_ENTRIES:_
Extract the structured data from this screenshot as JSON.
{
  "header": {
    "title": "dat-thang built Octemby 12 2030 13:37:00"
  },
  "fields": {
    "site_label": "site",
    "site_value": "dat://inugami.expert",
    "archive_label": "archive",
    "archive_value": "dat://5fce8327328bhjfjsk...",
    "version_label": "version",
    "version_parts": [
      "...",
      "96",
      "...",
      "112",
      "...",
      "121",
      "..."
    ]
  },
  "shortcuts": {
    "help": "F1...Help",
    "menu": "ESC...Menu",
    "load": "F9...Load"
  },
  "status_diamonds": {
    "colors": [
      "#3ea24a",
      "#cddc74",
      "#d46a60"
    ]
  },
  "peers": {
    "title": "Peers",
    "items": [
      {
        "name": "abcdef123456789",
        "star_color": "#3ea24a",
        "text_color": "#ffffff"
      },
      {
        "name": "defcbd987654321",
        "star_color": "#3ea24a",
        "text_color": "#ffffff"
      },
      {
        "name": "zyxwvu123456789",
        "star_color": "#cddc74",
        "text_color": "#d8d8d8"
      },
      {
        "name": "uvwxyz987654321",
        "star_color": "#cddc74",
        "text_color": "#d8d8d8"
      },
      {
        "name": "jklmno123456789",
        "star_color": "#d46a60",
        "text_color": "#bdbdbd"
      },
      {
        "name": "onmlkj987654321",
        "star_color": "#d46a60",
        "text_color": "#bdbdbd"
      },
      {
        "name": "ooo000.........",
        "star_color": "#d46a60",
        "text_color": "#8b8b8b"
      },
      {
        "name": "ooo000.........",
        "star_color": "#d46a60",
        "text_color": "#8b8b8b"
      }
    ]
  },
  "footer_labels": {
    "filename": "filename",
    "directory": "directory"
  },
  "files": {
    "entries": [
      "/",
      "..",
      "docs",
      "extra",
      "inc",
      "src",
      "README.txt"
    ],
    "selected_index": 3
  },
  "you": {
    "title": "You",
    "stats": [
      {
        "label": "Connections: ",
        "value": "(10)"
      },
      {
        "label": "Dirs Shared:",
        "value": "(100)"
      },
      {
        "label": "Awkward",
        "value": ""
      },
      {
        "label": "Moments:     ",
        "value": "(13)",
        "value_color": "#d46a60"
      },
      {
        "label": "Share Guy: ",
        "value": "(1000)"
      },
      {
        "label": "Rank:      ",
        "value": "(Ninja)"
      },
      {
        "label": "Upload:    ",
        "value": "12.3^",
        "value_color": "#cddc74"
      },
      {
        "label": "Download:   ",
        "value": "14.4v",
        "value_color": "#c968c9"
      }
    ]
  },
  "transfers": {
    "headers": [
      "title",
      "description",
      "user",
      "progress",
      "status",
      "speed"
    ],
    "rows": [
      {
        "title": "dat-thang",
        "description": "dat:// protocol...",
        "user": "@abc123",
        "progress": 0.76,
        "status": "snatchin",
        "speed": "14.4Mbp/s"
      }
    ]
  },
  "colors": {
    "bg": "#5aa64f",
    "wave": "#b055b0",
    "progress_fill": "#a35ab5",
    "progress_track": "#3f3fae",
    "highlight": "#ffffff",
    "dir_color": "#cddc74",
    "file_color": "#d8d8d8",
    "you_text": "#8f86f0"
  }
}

_EXERCISE DESCRIPTION:_ Nothing in the data may differ; print all of it exactly as written.

_CORRECT ANSWER:_
Extract the structured data from this screenshot as JSON.
{
  "header": {
    "title": "dat-thang built Octemby 12 2030 13:37:00"
  },
  "fields": {
    "site_label": "site",
    "site_value": "dat://inugami.expert",
    "archive_label": "archive",
    "archive_value": "dat://5fce8327328bhjfjsk...",
    "version_label": "version",
    "version_parts": [
      "...",
      "96",
      "...",
      "112",
      "...",
      "121",
      "..."
    ]
  },
  "shortcuts": {
    "help": "F1...Help",
    "menu": "ESC...Menu",
    "load": "F9...Load"
  },
  "status_diamonds": {
    "colors": [
      "#3ea24a",
      "#cddc74",
      "#d46a60"
    ]
  },
  "peers": {
    "title": "Peers",
    "items": [
      {
        "name": "abcdef123456789",
        "star_color": "#3ea24a",
        "text_color": "#ffffff"
      },
      {
        "name": "defcbd987654321",
        "star_color": "#3ea24a",
        "text_color": "#ffffff"
      },
      {
        "name": "zyxwvu123456789",
        "star_color": "#cddc74",
        "text_color": "#d8d8d8"
      },
      {
        "name": "uvwxyz987654321",
        "star_color": "#cddc74",
        "text_color": "#d8d8d8"
      },
      {
        "name": "jklmno123456789",
        "star_color": "#d46a60",
        "text_color": "#bdbdbd"
      },
      {
        "name": "onmlkj987654321",
        "star_color": "#d46a60",
        "text_color": "#bdbdbd"
      },
      {
        "name": "ooo000.........",
        "star_color": "#d46a60",
        "text_color": "#8b8b8b"
      },
      {
        "name": "ooo000.........",
        "star_color": "#d46a60",
        "text_color": "#8b8b8b"
      }
    ]
  },
  "footer_labels": {
    "filename": "filename",
    "directory": "directory"
  },
  "files": {
    "entries": [
      "/",
      "..",
      "docs",
      "extra",
      "inc",
      "src",
      "README.txt"
    ],
    "selected_index": 3
  },
  "you": {
    "title": "You",
    "stats": [
      {
        "label": "Connections: ",
        "value": "(10)"
      },
      {
        "label": "Dirs Shared:",
        "value": "(100)"
      },
      {
        "label": "Awkward",
        "value": ""
      },
      {
        "label": "Moments:     ",
        "value": "(13)",
        "value_color": "#d46a60"
      },
      {
        "label": "Share Guy: ",
        "value": "(1000)"
      },
      {
        "label": "Rank:      ",
        "value": "(Ninja)"
      },
      {
        "label": "Upload:    ",
        "value": "12.3^",
        "value_color": "#cddc74"
      },
      {
        "label": "Download:   ",
        "value": "14.4v",
        "value_color": "#c968c9"
      }
    ]
  },
  "transfers": {
    "headers": [
      "title",
      "description",
      "user",
      "progress",
      "status",
      "speed"
    ],
    "rows": [
      {
        "title": "dat-thang",
        "description": "dat:// protocol...",
        "user": "@abc123",
        "progress": 0.76,
        "status": "snatchin",
        "speed": "14.4Mbp/s"
      }
    ]
  },
  "colors": {
    "bg": "#5aa64f",
    "wave": "#b055b0",
    "progress_fill": "#a35ab5",
    "progress_track": "#3f3fae",
    "highlight": "#ffffff",
    "dir_color": "#cddc74",
    "file_color": "#d8d8d8",
    "you_text": "#8f86f0"
  }
}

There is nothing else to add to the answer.